What you will do
Copy each line that contains the string "value".

Given data
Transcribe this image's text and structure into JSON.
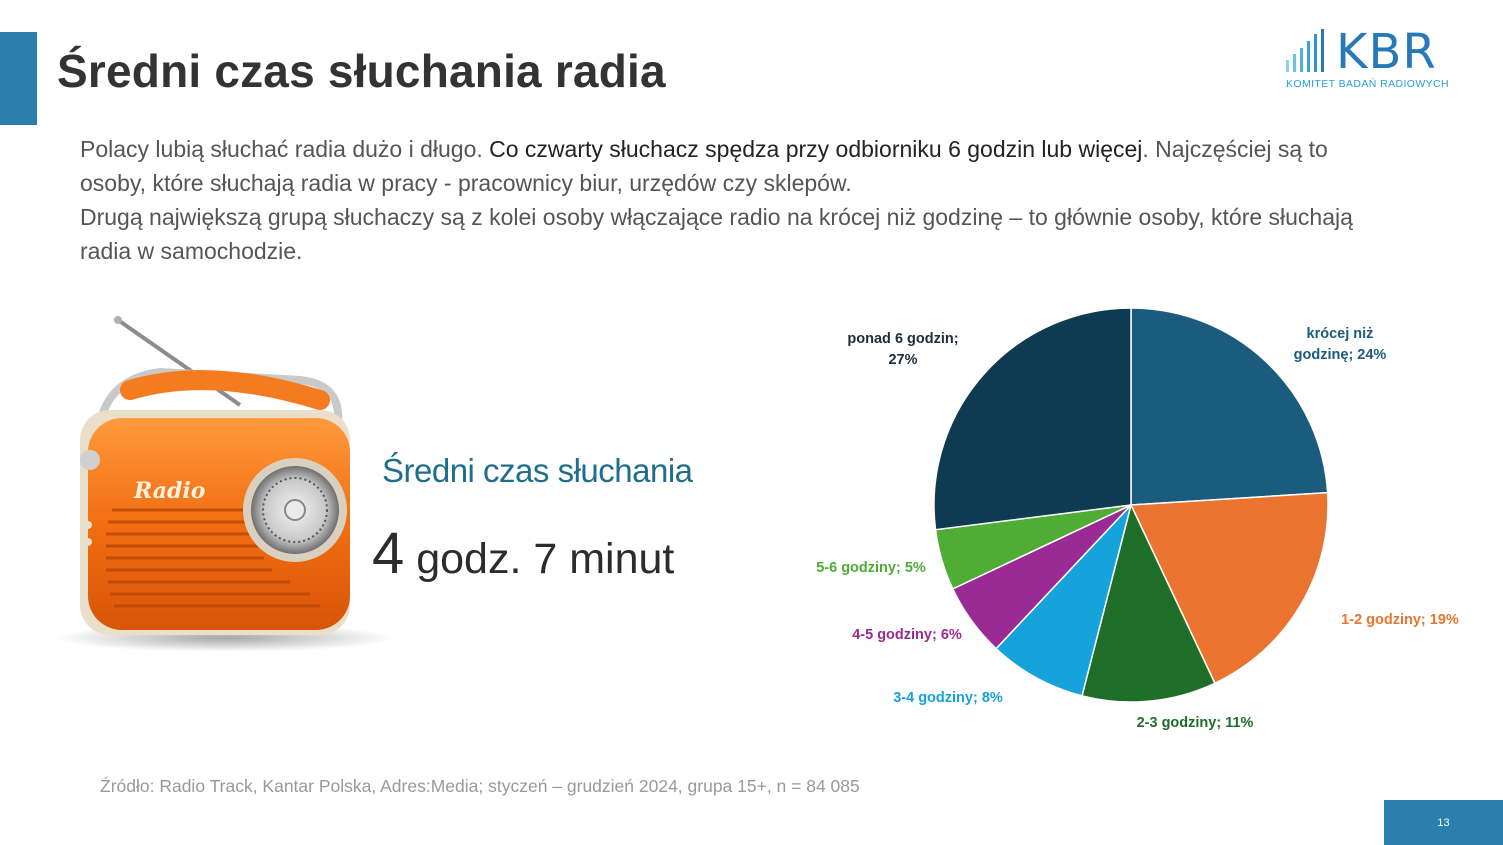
{
  "slide": {
    "title": "Średni czas słuchania radia",
    "logo": {
      "letters": "KBR",
      "tagline": "KOMITET BADAŃ RADIOWYCH"
    },
    "intro": {
      "p1_before": "Polacy lubią słuchać radia dużo i długo. ",
      "p1_bold": "Co czwarty słuchacz spędza przy odbiorniku 6 godzin lub więcej",
      "p1_after": ". Najczęściej są to osoby, które słuchają radia w pracy - pracownicy biur, urzędów czy sklepów.",
      "p2": "Drugą największą grupą słuchaczy są z kolei osoby włączające radio na krócej niż godzinę – to głównie osoby, które słuchają radia w samochodzie."
    },
    "radio_label": "Radio",
    "kpi": {
      "label": "Średni czas słuchania",
      "number": "4",
      "unit": " godz. 7 minut"
    },
    "source": "Źródło: Radio Track, Kantar Polska, Adres:Media; styczeń – grudzień 2024, grupa 15+, n = 84 085",
    "page_number": "13"
  },
  "chart_data": {
    "type": "pie",
    "title": "",
    "slices": [
      {
        "label": [
          "krócej niż",
          "godzinę; 24%"
        ],
        "value": 24,
        "color": "#1a5b7e",
        "label_color": "#1a5b7e"
      },
      {
        "label": [
          "1-2 godziny; 19%"
        ],
        "value": 19,
        "color": "#ea7430",
        "label_color": "#ea7430"
      },
      {
        "label": [
          "2-3 godziny; 11%"
        ],
        "value": 11,
        "color": "#1e6e2a",
        "label_color": "#1e6e2a"
      },
      {
        "label": [
          "3-4 godziny; 8%"
        ],
        "value": 8,
        "color": "#16a3dc",
        "label_color": "#16a3dc"
      },
      {
        "label": [
          "4-5 godziny; 6%"
        ],
        "value": 6,
        "color": "#9b2b94",
        "label_color": "#9b2b94"
      },
      {
        "label": [
          "5-6 godziny; 5%"
        ],
        "value": 5,
        "color": "#4fac35",
        "label_color": "#4fac35"
      },
      {
        "label": [
          "ponad 6 godzin;",
          "27%"
        ],
        "value": 27,
        "color": "#0e3a52",
        "label_color": "#1f2d3a"
      }
    ]
  }
}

Output of the exercise
        "value": 24,
        "value": 19,
        "value": 11,
        "value": 8,
        "value": 6,
        "value": 5,
        "value": 27,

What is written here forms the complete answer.